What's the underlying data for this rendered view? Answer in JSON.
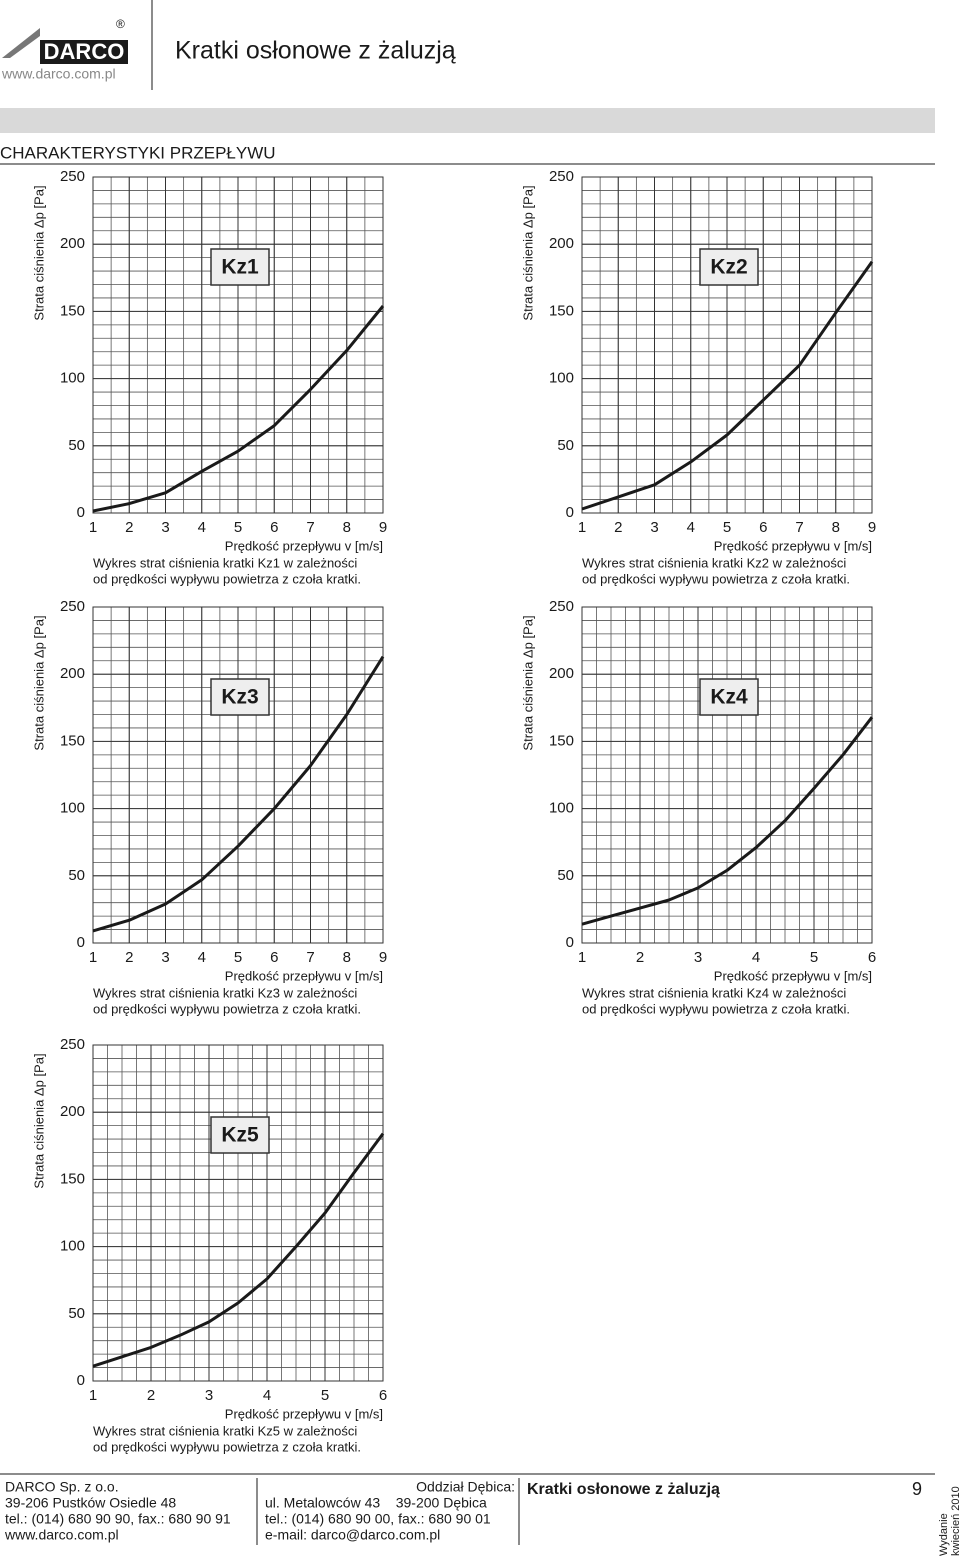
{
  "header": {
    "logo": "DARCO",
    "registered": "®",
    "url": "www.darco.com.pl",
    "title": "Kratki osłonowe z żaluzją"
  },
  "section_title": "CHARAKTERYSTYKI PRZEPŁYWU",
  "chart_data": [
    {
      "type": "line",
      "label": "Kz1",
      "ylabel": "Strata ciśnienia Δp [Pa]",
      "xlabel": "Prędkość przepływu v [m/s]",
      "caption": [
        "Wykres strat ciśnienia kratki Kz1 w zależności",
        "od prędkości wypływu powietrza z czoła kratki."
      ],
      "x": [
        1,
        2,
        3,
        4,
        5,
        6,
        7,
        8,
        9
      ],
      "values": [
        1.5,
        7,
        15,
        31,
        46,
        65,
        92,
        121,
        154
      ],
      "xlim": [
        1,
        9
      ],
      "ylim": [
        0,
        250
      ],
      "xticks": [
        1,
        2,
        3,
        4,
        5,
        6,
        7,
        8,
        9
      ],
      "yticks": [
        0,
        50,
        100,
        150,
        200,
        250
      ],
      "grid": {
        "x_step": 0.5,
        "y_step": 10
      },
      "color": "#1a1a1a"
    },
    {
      "type": "line",
      "label": "Kz2",
      "ylabel": "Strata ciśnienia Δp [Pa]",
      "xlabel": "Prędkość przepływu v [m/s]",
      "caption": [
        "Wykres strat ciśnienia kratki Kz2 w zależności",
        "od prędkości wypływu powietrza z czoła kratki."
      ],
      "x": [
        1,
        2,
        3,
        4,
        5,
        6,
        7,
        8,
        9
      ],
      "values": [
        3,
        12,
        21,
        38,
        58,
        84,
        110,
        149,
        187
      ],
      "xlim": [
        1,
        9
      ],
      "ylim": [
        0,
        250
      ],
      "xticks": [
        1,
        2,
        3,
        4,
        5,
        6,
        7,
        8,
        9
      ],
      "yticks": [
        0,
        50,
        100,
        150,
        200,
        250
      ],
      "grid": {
        "x_step": 0.5,
        "y_step": 10
      },
      "color": "#1a1a1a"
    },
    {
      "type": "line",
      "label": "Kz3",
      "ylabel": "Strata ciśnienia Δp [Pa]",
      "xlabel": "Prędkość przepływu v [m/s]",
      "caption": [
        "Wykres strat ciśnienia kratki Kz3 w zależności",
        "od prędkości wypływu powietrza z czoła kratki."
      ],
      "x": [
        1,
        2,
        3,
        4,
        5,
        6,
        7,
        8,
        9
      ],
      "values": [
        9,
        17,
        29,
        47,
        72,
        100,
        132,
        170,
        213
      ],
      "xlim": [
        1,
        9
      ],
      "ylim": [
        0,
        250
      ],
      "xticks": [
        1,
        2,
        3,
        4,
        5,
        6,
        7,
        8,
        9
      ],
      "yticks": [
        0,
        50,
        100,
        150,
        200,
        250
      ],
      "grid": {
        "x_step": 0.5,
        "y_step": 10
      },
      "color": "#1a1a1a"
    },
    {
      "type": "line",
      "label": "Kz4",
      "ylabel": "Strata ciśnienia Δp [Pa]",
      "xlabel": "Prędkość przepływu v [m/s]",
      "caption": [
        "Wykres strat ciśnienia kratki Kz4 w zależności",
        "od prędkości wypływu powietrza z czoła kratki."
      ],
      "x": [
        1,
        1.5,
        2,
        2.5,
        3,
        3.5,
        4,
        4.5,
        5,
        5.5,
        6
      ],
      "values": [
        14,
        20,
        26,
        32,
        41,
        54,
        71,
        91,
        115,
        140,
        168
      ],
      "xlim": [
        1,
        6
      ],
      "ylim": [
        0,
        250
      ],
      "xticks": [
        1,
        2,
        3,
        4,
        5,
        6
      ],
      "yticks": [
        0,
        50,
        100,
        150,
        200,
        250
      ],
      "grid": {
        "x_step": 0.25,
        "y_step": 10
      },
      "color": "#1a1a1a"
    },
    {
      "type": "line",
      "label": "Kz5",
      "ylabel": "Strata ciśnienia Δp [Pa]",
      "xlabel": "Prędkość przepływu v [m/s]",
      "caption": [
        "Wykres strat ciśnienia kratki Kz5 w zależności",
        "od prędkości wypływu powietrza z czoła kratki."
      ],
      "x": [
        1,
        1.5,
        2,
        2.5,
        3,
        3.5,
        4,
        4.5,
        5,
        5.5,
        6
      ],
      "values": [
        11,
        18,
        25,
        34,
        44,
        58,
        76,
        100,
        125,
        155,
        184
      ],
      "xlim": [
        1,
        6
      ],
      "ylim": [
        0,
        250
      ],
      "xticks": [
        1,
        2,
        3,
        4,
        5,
        6
      ],
      "yticks": [
        0,
        50,
        100,
        150,
        200,
        250
      ],
      "grid": {
        "x_step": 0.25,
        "y_step": 10
      },
      "color": "#1a1a1a"
    }
  ],
  "footer": {
    "company": [
      "DARCO Sp. z o.o.",
      "39-206 Pustków Osiedle 48",
      "tel.: (014) 680 90 90, fax.: 680 90 91",
      "www.darco.com.pl"
    ],
    "branch_title": "Oddział Dębica:",
    "branch": [
      "ul. Metalowców 43    39-200 Dębica",
      "tel.: (014) 680 90 00, fax.: 680 90 01",
      "e-mail: darco@darco.com.pl"
    ],
    "product": "Kratki osłonowe z żaluzją",
    "page": "9",
    "edition": [
      "Wydanie",
      "kwiecień 2010"
    ]
  }
}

SHORT PROBLEM:
Leaving all pictures aside, quote each record exactly.

FULL SOLUTION:
What's the underlying data for this rendered view? Answer in JSON.
{
  "header": {
    "logo": "DARCO",
    "registered": "®",
    "url": "www.darco.com.pl",
    "title": "Kratki osłonowe z żaluzją"
  },
  "section_title": "CHARAKTERYSTYKI PRZEPŁYWU",
  "chart_data": [
    {
      "type": "line",
      "label": "Kz1",
      "ylabel": "Strata ciśnienia Δp [Pa]",
      "xlabel": "Prędkość przepływu v [m/s]",
      "caption": [
        "Wykres strat ciśnienia kratki Kz1 w zależności",
        "od prędkości wypływu powietrza z czoła kratki."
      ],
      "x": [
        1,
        2,
        3,
        4,
        5,
        6,
        7,
        8,
        9
      ],
      "values": [
        1.5,
        7,
        15,
        31,
        46,
        65,
        92,
        121,
        154
      ],
      "xlim": [
        1,
        9
      ],
      "ylim": [
        0,
        250
      ],
      "xticks": [
        1,
        2,
        3,
        4,
        5,
        6,
        7,
        8,
        9
      ],
      "yticks": [
        0,
        50,
        100,
        150,
        200,
        250
      ],
      "grid": {
        "x_step": 0.5,
        "y_step": 10
      },
      "color": "#1a1a1a"
    },
    {
      "type": "line",
      "label": "Kz2",
      "ylabel": "Strata ciśnienia Δp [Pa]",
      "xlabel": "Prędkość przepływu v [m/s]",
      "caption": [
        "Wykres strat ciśnienia kratki Kz2 w zależności",
        "od prędkości wypływu powietrza z czoła kratki."
      ],
      "x": [
        1,
        2,
        3,
        4,
        5,
        6,
        7,
        8,
        9
      ],
      "values": [
        3,
        12,
        21,
        38,
        58,
        84,
        110,
        149,
        187
      ],
      "xlim": [
        1,
        9
      ],
      "ylim": [
        0,
        250
      ],
      "xticks": [
        1,
        2,
        3,
        4,
        5,
        6,
        7,
        8,
        9
      ],
      "yticks": [
        0,
        50,
        100,
        150,
        200,
        250
      ],
      "grid": {
        "x_step": 0.5,
        "y_step": 10
      },
      "color": "#1a1a1a"
    },
    {
      "type": "line",
      "label": "Kz3",
      "ylabel": "Strata ciśnienia Δp [Pa]",
      "xlabel": "Prędkość przepływu v [m/s]",
      "caption": [
        "Wykres strat ciśnienia kratki Kz3 w zależności",
        "od prędkości wypływu powietrza z czoła kratki."
      ],
      "x": [
        1,
        2,
        3,
        4,
        5,
        6,
        7,
        8,
        9
      ],
      "values": [
        9,
        17,
        29,
        47,
        72,
        100,
        132,
        170,
        213
      ],
      "xlim": [
        1,
        9
      ],
      "ylim": [
        0,
        250
      ],
      "xticks": [
        1,
        2,
        3,
        4,
        5,
        6,
        7,
        8,
        9
      ],
      "yticks": [
        0,
        50,
        100,
        150,
        200,
        250
      ],
      "grid": {
        "x_step": 0.5,
        "y_step": 10
      },
      "color": "#1a1a1a"
    },
    {
      "type": "line",
      "label": "Kz4",
      "ylabel": "Strata ciśnienia Δp [Pa]",
      "xlabel": "Prędkość przepływu v [m/s]",
      "caption": [
        "Wykres strat ciśnienia kratki Kz4 w zależności",
        "od prędkości wypływu powietrza z czoła kratki."
      ],
      "x": [
        1,
        1.5,
        2,
        2.5,
        3,
        3.5,
        4,
        4.5,
        5,
        5.5,
        6
      ],
      "values": [
        14,
        20,
        26,
        32,
        41,
        54,
        71,
        91,
        115,
        140,
        168
      ],
      "xlim": [
        1,
        6
      ],
      "ylim": [
        0,
        250
      ],
      "xticks": [
        1,
        2,
        3,
        4,
        5,
        6
      ],
      "yticks": [
        0,
        50,
        100,
        150,
        200,
        250
      ],
      "grid": {
        "x_step": 0.25,
        "y_step": 10
      },
      "color": "#1a1a1a"
    },
    {
      "type": "line",
      "label": "Kz5",
      "ylabel": "Strata ciśnienia Δp [Pa]",
      "xlabel": "Prędkość przepływu v [m/s]",
      "caption": [
        "Wykres strat ciśnienia kratki Kz5 w zależności",
        "od prędkości wypływu powietrza z czoła kratki."
      ],
      "x": [
        1,
        1.5,
        2,
        2.5,
        3,
        3.5,
        4,
        4.5,
        5,
        5.5,
        6
      ],
      "values": [
        11,
        18,
        25,
        34,
        44,
        58,
        76,
        100,
        125,
        155,
        184
      ],
      "xlim": [
        1,
        6
      ],
      "ylim": [
        0,
        250
      ],
      "xticks": [
        1,
        2,
        3,
        4,
        5,
        6
      ],
      "yticks": [
        0,
        50,
        100,
        150,
        200,
        250
      ],
      "grid": {
        "x_step": 0.25,
        "y_step": 10
      },
      "color": "#1a1a1a"
    }
  ],
  "footer": {
    "company": [
      "DARCO Sp. z o.o.",
      "39-206 Pustków Osiedle 48",
      "tel.: (014) 680 90 90, fax.: 680 90 91",
      "www.darco.com.pl"
    ],
    "branch_title": "Oddział Dębica:",
    "branch": [
      "ul. Metalowców 43    39-200 Dębica",
      "tel.: (014) 680 90 00, fax.: 680 90 01",
      "e-mail: darco@darco.com.pl"
    ],
    "product": "Kratki osłonowe z żaluzją",
    "page": "9",
    "edition": [
      "Wydanie",
      "kwiecień 2010"
    ]
  }
}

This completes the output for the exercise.